Collected data entries
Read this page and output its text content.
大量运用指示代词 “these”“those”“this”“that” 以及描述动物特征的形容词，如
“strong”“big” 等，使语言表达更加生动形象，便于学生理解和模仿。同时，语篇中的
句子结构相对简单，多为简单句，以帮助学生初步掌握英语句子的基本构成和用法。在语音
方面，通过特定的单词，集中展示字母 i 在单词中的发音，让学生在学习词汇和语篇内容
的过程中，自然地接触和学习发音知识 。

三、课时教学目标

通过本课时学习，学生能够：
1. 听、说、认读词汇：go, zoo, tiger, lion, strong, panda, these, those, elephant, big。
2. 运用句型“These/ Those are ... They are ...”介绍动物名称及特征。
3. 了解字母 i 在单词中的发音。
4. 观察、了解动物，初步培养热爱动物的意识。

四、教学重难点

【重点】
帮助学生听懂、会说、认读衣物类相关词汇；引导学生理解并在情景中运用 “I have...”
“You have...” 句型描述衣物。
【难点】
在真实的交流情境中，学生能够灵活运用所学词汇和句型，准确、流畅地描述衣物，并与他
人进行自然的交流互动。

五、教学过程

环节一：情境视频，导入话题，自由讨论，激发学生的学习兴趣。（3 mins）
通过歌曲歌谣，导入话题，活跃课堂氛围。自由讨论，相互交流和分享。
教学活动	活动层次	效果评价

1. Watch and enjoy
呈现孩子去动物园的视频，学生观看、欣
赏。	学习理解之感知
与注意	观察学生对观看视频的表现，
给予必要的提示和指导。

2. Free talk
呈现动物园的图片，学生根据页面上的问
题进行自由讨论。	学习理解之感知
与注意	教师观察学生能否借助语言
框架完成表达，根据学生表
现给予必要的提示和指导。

= Set exercise =
Report the number of lines in the listing that include the string "strong"; give nothing but the number.

= Written answer =
2